● OBJECTIVE
Every record must be written out once more, with nothing added or omitted.

*** MATERIAL FOR THIS TASK

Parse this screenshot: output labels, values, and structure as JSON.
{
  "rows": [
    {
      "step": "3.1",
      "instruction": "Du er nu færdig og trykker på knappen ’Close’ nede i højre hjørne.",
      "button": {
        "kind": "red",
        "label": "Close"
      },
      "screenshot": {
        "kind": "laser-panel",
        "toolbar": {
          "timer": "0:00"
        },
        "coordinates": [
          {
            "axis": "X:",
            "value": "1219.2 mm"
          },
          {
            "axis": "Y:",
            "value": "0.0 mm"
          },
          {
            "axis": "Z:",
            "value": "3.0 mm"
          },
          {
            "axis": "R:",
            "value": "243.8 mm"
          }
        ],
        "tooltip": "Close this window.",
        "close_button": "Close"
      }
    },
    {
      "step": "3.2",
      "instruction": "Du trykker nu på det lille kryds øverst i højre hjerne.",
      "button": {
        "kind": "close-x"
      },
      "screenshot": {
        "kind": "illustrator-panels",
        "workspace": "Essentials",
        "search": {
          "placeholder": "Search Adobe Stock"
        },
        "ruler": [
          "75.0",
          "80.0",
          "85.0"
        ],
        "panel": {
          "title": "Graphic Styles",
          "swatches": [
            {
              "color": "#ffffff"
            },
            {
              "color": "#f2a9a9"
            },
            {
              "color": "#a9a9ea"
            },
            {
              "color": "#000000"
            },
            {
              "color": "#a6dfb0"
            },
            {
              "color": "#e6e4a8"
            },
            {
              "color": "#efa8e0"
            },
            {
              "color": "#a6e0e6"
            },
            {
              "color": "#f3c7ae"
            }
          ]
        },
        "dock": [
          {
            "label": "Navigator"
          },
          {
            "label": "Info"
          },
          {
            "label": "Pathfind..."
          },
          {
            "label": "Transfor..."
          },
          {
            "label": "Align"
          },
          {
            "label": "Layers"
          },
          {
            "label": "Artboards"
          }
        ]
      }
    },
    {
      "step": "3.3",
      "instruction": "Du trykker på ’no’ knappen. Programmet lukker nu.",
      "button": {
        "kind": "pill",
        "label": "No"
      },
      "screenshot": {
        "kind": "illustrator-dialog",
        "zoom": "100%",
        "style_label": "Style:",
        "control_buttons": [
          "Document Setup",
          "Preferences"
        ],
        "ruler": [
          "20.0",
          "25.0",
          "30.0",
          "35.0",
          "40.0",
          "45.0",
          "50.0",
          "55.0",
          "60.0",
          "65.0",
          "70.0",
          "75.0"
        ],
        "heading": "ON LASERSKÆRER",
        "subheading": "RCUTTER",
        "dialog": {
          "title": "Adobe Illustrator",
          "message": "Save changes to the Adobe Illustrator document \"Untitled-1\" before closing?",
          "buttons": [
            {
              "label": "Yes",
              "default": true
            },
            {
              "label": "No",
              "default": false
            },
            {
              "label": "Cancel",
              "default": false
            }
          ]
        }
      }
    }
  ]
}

******

● ANSWER TO THIS PROBLEM
Parse this screenshot: output labels, values, and structure as JSON.
{
  "rows": [
    {
      "step": "3.1",
      "instruction": "Du er nu færdig og trykker på knappen ’Close’ nede i højre hjørne.",
      "button": {
        "kind": "red",
        "label": "Close"
      },
      "screenshot": {
        "kind": "laser-panel",
        "toolbar": {
          "timer": "0:00"
        },
        "coordinates": [
          {
            "axis": "X:",
            "value": "1219.2 mm"
          },
          {
            "axis": "Y:",
            "value": "0.0 mm"
          },
          {
            "axis": "Z:",
            "value": "3.0 mm"
          },
          {
            "axis": "R:",
            "value": "243.8 mm"
          }
        ],
        "tooltip": "Close this window.",
        "close_button": "Close"
      }
    },
    {
      "step": "3.2",
      "instruction": "Du trykker nu på det lille kryds øverst i højre hjerne.",
      "button": {
        "kind": "close-x"
      },
      "screenshot": {
        "kind": "illustrator-panels",
        "workspace": "Essentials",
        "search": {
          "placeholder": "Search Adobe Stock"
        },
        "ruler": [
          "75.0",
          "80.0",
          "85.0"
        ],
        "panel": {
          "title": "Graphic Styles",
          "swatches": [
            {
              "color": "#ffffff"
            },
            {
              "color": "#f2a9a9"
            },
            {
              "color": "#a9a9ea"
            },
            {
              "color": "#000000"
            },
            {
              "color": "#a6dfb0"
            },
            {
              "color": "#e6e4a8"
            },
            {
              "color": "#efa8e0"
            },
            {
              "color": "#a6e0e6"
            },
            {
              "color": "#f3c7ae"
            }
          ]
        },
        "dock": [
          {
            "label": "Navigator"
          },
          {
            "label": "Info"
          },
          {
            "label": "Pathfind..."
          },
          {
            "label": "Transfor..."
          },
          {
            "label": "Align"
          },
          {
            "label": "Layers"
          },
          {
            "label": "Artboards"
          }
        ]
      }
    },
    {
      "step": "3.3",
      "instruction": "Du trykker på ’no’ knappen. Programmet lukker nu.",
      "button": {
        "kind": "pill",
        "label": "No"
      },
      "screenshot": {
        "kind": "illustrator-dialog",
        "zoom": "100%",
        "style_label": "Style:",
        "control_buttons": [
          "Document Setup",
          "Preferences"
        ],
        "ruler": [
          "20.0",
          "25.0",
          "30.0",
          "35.0",
          "40.0",
          "45.0",
          "50.0",
          "55.0",
          "60.0",
          "65.0",
          "70.0",
          "75.0"
        ],
        "heading": "ON LASERSKÆRER",
        "subheading": "RCUTTER",
        "dialog": {
          "title": "Adobe Illustrator",
          "message": "Save changes to the Adobe Illustrator document \"Untitled-1\" before closing?",
          "buttons": [
            {
              "label": "Yes",
              "default": true
            },
            {
              "label": "No",
              "default": false
            },
            {
              "label": "Cancel",
              "default": false
            }
          ]
        }
      }
    }
  ]
}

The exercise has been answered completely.